Stated task A —
Convert the listing, everything from the line containing "1306, 951, 1335]" down to the line containing "561, 1562, 590]", into a Markdown table with the columns No. and Listing line. Number each row and leave out any blank lines.

New Curriculum? What new curriculum?

If you read some of the initial drafts of the new Primary Curriculum, and some of the media coverage, blogging and tweets that accompanied it, then you’d be forgiven for burying your head in the sand when it came to the new curriculum. However, as so often is the case, you needn’t panic quite yet. The re-drafts brought a lot more sense to the process, and even in those subjects which seem radically altered, there’s still plenty of scope for retaining some of the excellent units of work which are already in place. In this blog I’m going to attempt to reassure you that you don’t need to start from scratch – indeed, you may not need to change much at all!

I’ve attempted to break it down by subject, with only very brief mentions of the two key subjects of English and Maths. Partly this is because the amount of change and non-change is immense in both, but also because the changes are covered far better in detail by the comparison documents available at

This at-a-glance table gives an indication of the amount of change required for each subject, with red indicating substantial change, and green negligible.

Change Table

I have included a second blog on the key areas which will need addressing entitled: Headline changes for the Primary Curriculum.

Art & Design

The content is of the new Programmes of Study is so sparse (120 words across both key stages) that pretty much anything goes from September 2014. The specific requirements are so broad that the chances are that most units of work you currently have will still meet the new requirements.

A more detailed comparison of the new and old programmes of study can be found at


This is probably the subject which has had the most shouted-about change, but even it isn’t quite as drastic as it first seems. The wording of the new programmes of study is rather technical in places, but the reality is different.

Some teachers worrying that the new curriculum doesn’t include the traditional experience of spreadsheets, word processing, research online and creating presentations need not worry. They’re all still there (although called things like “work with variables”; “use and combine a variety of software”, “be discerning in evaluating digital content” and “presenting data and information”).

Equally, although there has been much focus on the need for programming at both key stages, and mention of technical sounding words & phrases such as algorithms, debugging & decomposing, the actual teaching is not necessarily wholly different from what is already in place. For example, schools using Beebots or Roamers in KS1 will easily cover several of the statements. Equally, KS2 classes who have used Logo, Flowol or Scratch will soon find themselves able to meet the criteria.

Naturally there will be a move towards increasing the focus on programming elements, but that is something schools can include in their CPD programmes and curriculum development programmes over the coming years. It doesn’t all need to be in place by September.

Design & Technology

After a dreadful initial draft, the final result for the D&T curriculum could be argued to be something of a rearranging of the deckchairs! The changes in expectations are limited to additional detail on presentation & design methods in KS2. The chances are that existing units will still work, with minor tweaks to meet the new criteria.

[Item position entries]
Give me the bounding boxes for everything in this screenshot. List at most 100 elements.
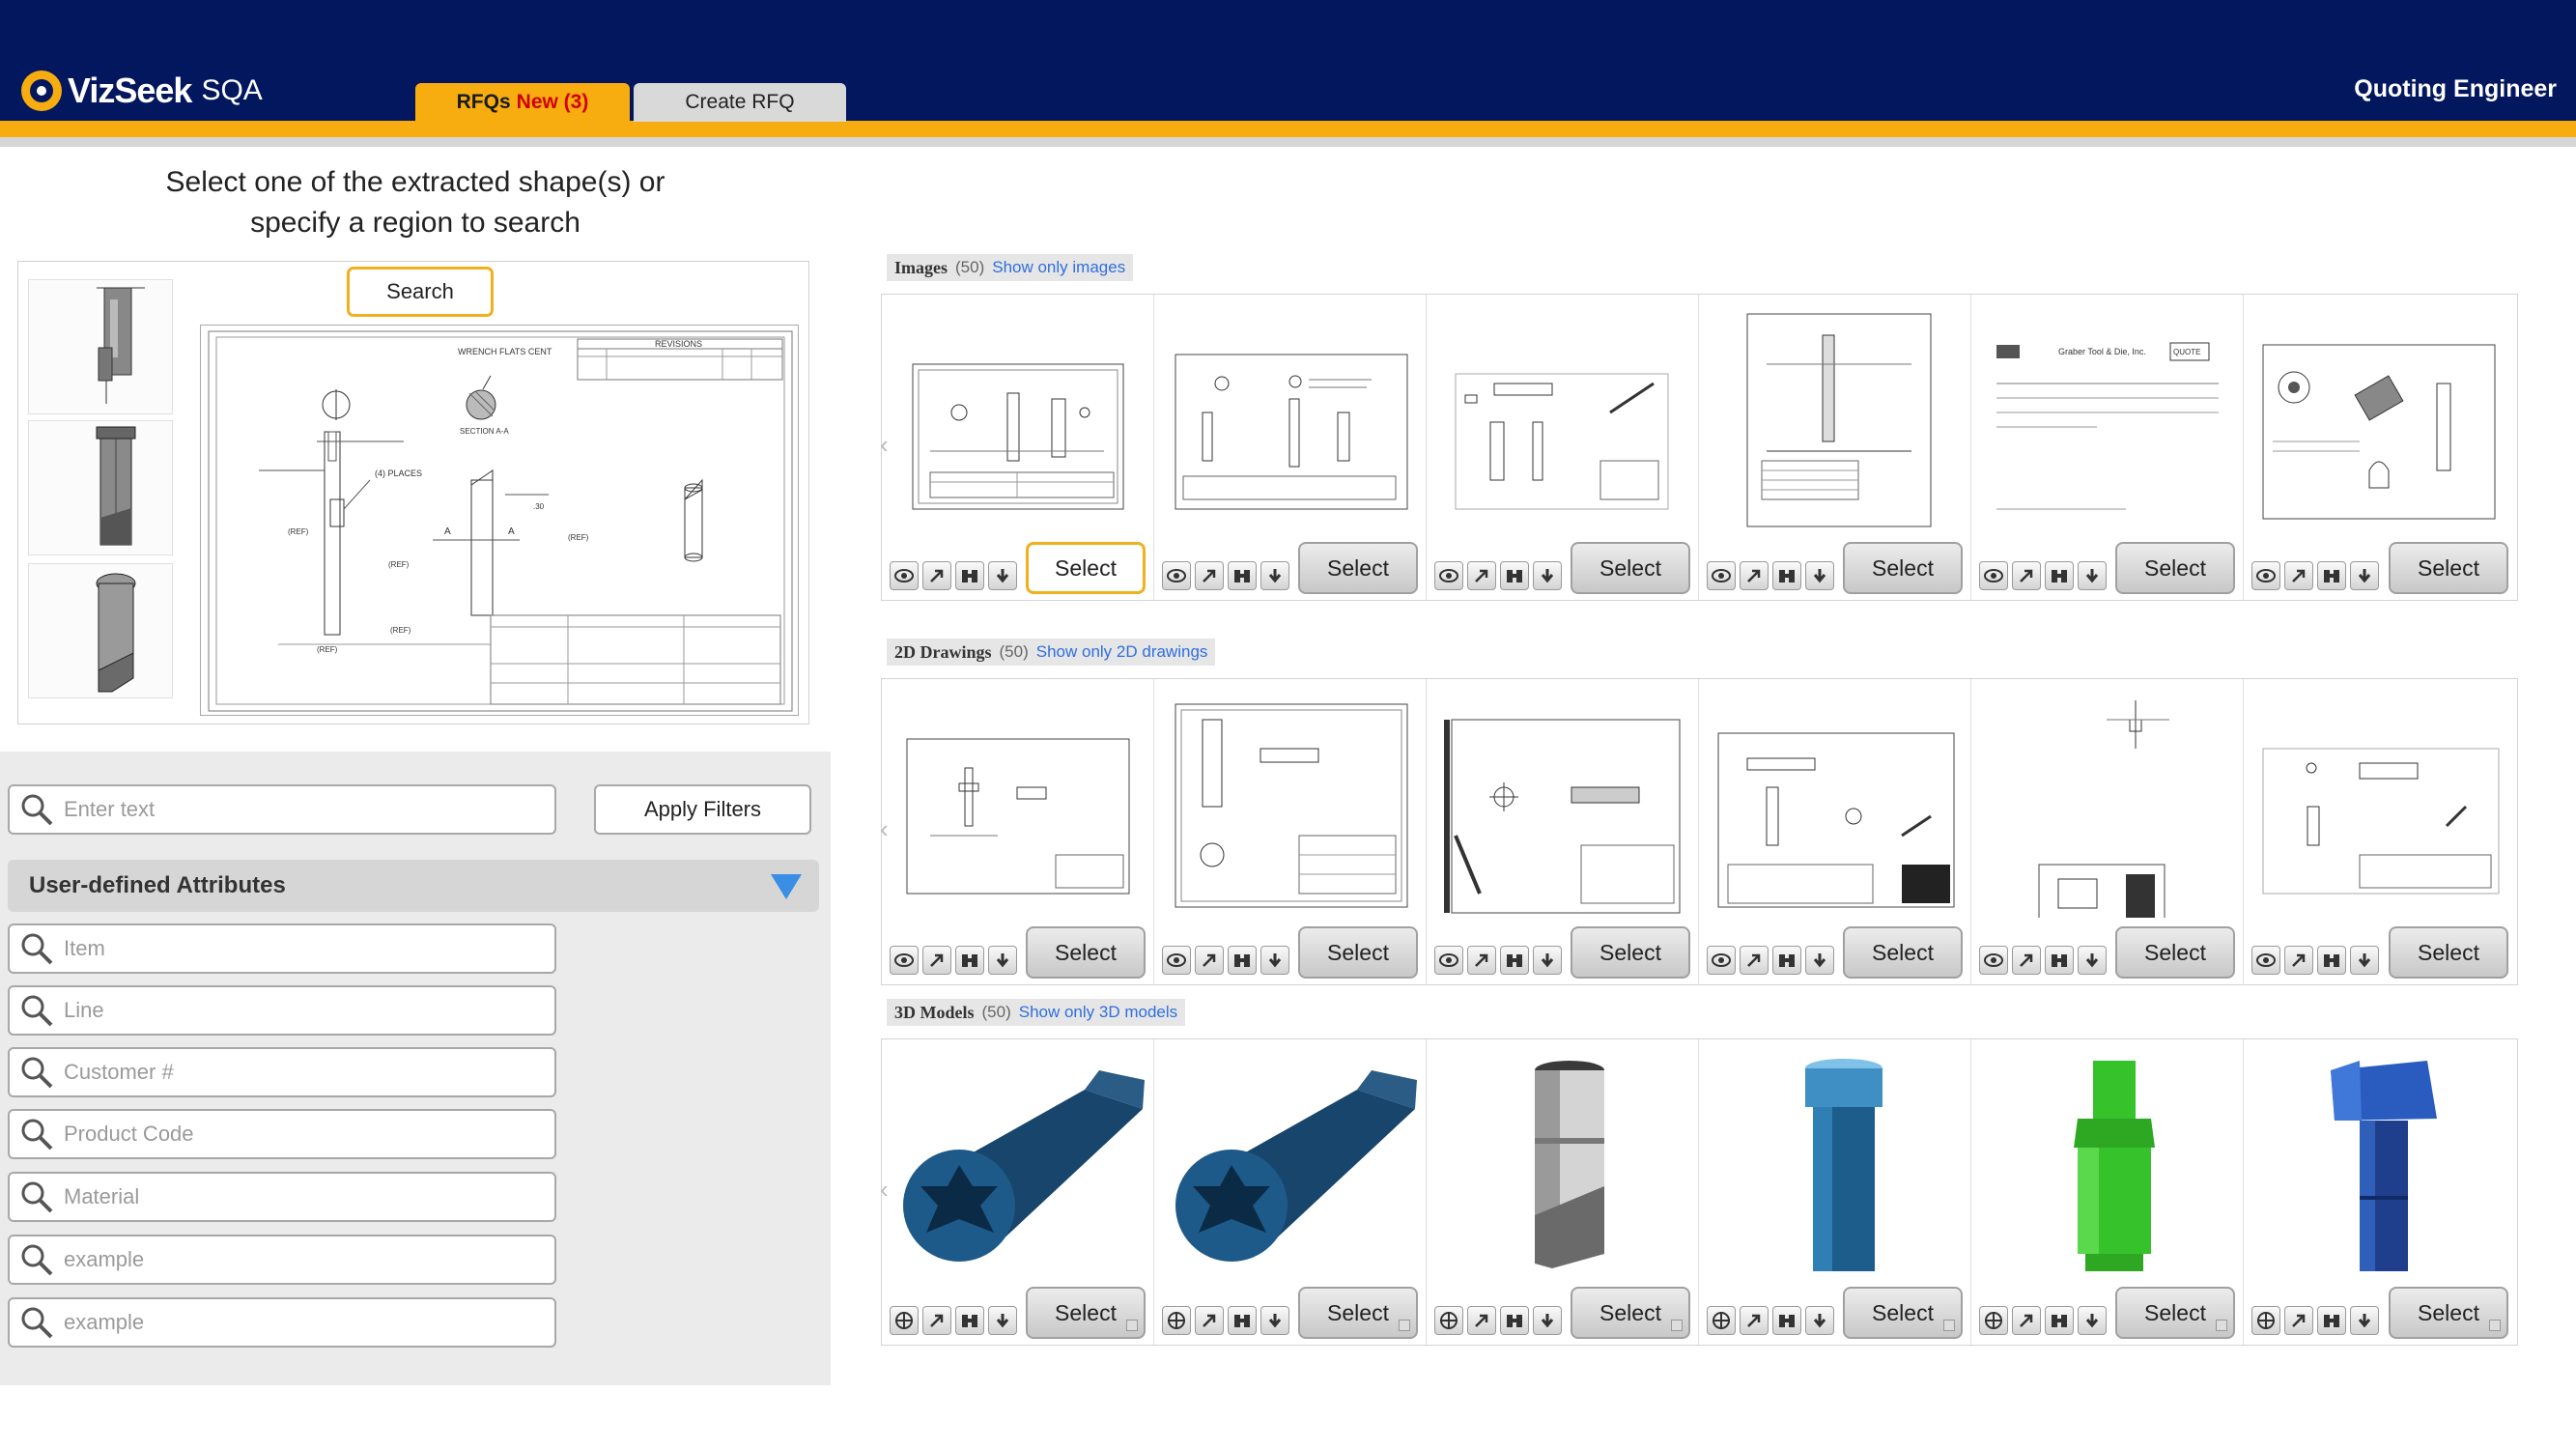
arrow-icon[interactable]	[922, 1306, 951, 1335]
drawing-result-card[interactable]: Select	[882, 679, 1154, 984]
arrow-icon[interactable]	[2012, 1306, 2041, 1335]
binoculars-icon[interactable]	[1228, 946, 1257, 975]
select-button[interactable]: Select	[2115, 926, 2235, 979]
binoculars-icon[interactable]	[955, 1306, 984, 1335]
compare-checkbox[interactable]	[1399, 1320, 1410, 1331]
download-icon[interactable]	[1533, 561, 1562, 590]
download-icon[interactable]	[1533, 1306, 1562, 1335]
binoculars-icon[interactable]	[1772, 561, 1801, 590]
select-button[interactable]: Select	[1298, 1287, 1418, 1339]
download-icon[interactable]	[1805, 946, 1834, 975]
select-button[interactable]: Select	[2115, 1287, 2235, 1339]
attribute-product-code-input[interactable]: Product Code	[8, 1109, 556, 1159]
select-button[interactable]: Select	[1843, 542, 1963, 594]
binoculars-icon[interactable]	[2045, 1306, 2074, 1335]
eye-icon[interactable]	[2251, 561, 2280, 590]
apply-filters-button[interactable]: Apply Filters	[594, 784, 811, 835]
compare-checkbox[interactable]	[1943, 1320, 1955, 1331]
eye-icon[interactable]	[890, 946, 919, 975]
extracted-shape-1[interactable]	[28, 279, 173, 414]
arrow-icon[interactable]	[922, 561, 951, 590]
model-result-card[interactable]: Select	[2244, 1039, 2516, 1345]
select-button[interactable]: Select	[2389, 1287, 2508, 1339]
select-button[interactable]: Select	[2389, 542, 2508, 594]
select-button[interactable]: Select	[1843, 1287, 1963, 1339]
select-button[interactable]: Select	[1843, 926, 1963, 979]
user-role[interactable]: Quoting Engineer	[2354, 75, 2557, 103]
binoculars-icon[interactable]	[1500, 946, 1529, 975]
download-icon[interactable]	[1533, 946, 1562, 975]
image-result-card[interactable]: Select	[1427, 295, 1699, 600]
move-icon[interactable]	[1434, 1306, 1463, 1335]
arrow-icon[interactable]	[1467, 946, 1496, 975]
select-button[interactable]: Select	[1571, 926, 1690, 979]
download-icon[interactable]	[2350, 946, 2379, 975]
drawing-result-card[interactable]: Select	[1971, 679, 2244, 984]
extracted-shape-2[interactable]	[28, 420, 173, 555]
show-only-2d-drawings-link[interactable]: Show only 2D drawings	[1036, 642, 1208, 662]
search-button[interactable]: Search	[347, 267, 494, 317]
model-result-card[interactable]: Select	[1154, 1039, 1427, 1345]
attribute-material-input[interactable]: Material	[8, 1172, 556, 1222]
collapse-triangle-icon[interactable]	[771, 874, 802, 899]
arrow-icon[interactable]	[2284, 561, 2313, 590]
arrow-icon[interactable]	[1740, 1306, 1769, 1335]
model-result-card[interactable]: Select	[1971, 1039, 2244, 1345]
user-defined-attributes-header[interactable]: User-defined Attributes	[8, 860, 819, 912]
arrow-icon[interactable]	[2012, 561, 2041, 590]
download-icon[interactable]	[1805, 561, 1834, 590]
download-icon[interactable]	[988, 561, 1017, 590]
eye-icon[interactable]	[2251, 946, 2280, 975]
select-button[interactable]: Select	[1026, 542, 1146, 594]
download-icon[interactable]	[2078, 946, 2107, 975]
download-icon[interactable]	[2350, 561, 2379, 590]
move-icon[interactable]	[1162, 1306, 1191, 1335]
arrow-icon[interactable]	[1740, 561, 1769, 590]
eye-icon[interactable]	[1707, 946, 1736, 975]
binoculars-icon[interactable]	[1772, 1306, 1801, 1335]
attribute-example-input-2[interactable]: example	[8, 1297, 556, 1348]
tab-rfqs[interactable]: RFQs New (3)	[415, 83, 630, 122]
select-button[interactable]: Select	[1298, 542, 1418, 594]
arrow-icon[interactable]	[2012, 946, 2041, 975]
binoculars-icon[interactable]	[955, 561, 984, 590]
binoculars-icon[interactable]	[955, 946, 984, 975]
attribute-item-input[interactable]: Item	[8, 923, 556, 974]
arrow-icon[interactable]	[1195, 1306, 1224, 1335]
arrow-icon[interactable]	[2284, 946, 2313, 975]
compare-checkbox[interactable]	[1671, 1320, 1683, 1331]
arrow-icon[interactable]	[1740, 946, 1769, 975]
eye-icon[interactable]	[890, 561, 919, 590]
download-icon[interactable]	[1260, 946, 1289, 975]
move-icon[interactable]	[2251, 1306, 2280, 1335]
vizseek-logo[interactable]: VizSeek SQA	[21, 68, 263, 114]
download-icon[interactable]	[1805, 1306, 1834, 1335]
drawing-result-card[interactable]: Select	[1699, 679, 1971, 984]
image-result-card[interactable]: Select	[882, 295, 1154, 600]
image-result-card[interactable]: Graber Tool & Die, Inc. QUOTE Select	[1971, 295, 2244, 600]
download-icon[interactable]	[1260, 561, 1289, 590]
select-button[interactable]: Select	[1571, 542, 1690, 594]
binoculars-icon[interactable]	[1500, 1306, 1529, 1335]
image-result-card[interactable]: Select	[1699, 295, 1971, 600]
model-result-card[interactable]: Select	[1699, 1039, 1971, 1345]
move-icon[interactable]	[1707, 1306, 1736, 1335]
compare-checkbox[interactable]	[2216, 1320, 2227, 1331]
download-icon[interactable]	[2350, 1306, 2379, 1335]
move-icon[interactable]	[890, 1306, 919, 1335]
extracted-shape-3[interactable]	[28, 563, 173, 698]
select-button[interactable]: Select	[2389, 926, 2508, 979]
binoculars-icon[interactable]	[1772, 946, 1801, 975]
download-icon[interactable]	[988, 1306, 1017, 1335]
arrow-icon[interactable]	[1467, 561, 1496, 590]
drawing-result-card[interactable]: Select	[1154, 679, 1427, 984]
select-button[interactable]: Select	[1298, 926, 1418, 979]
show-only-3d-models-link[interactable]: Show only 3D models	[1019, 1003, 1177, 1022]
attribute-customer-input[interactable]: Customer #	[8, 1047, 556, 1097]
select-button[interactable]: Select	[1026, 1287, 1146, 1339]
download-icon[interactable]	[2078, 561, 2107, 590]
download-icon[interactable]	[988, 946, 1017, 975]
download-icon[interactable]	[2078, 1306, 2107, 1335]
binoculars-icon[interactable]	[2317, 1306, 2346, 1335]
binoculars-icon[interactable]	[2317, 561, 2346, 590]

Stated task B —
According to the blog post on the new Primary Curriculum, how many words does the new Art & Design programmes of study contain across both key stages?

Complete output A —
| No. | Listing line |
|---|---|
| 1 | arrow-icon[interactable]	[922, 1306, 951, 1335] |
| 2 | drawing-result-card[interactable]: Select	[882, 679, 1154, 984] |
| 3 | arrow-icon[interactable]	[2012, 1306, 2041, 1335] |
| 4 | binoculars-icon[interactable]	[1228, 946, 1257, 975] |
| 5 | select-button[interactable]: Select	[2115, 926, 2235, 979] |
| 6 | binoculars-icon[interactable]	[955, 1306, 984, 1335] |
| 7 | compare-checkbox[interactable]	[1399, 1320, 1410, 1331] |
| 8 | download-icon[interactable]	[1533, 561, 1562, 590] |

Complete output B —
120 words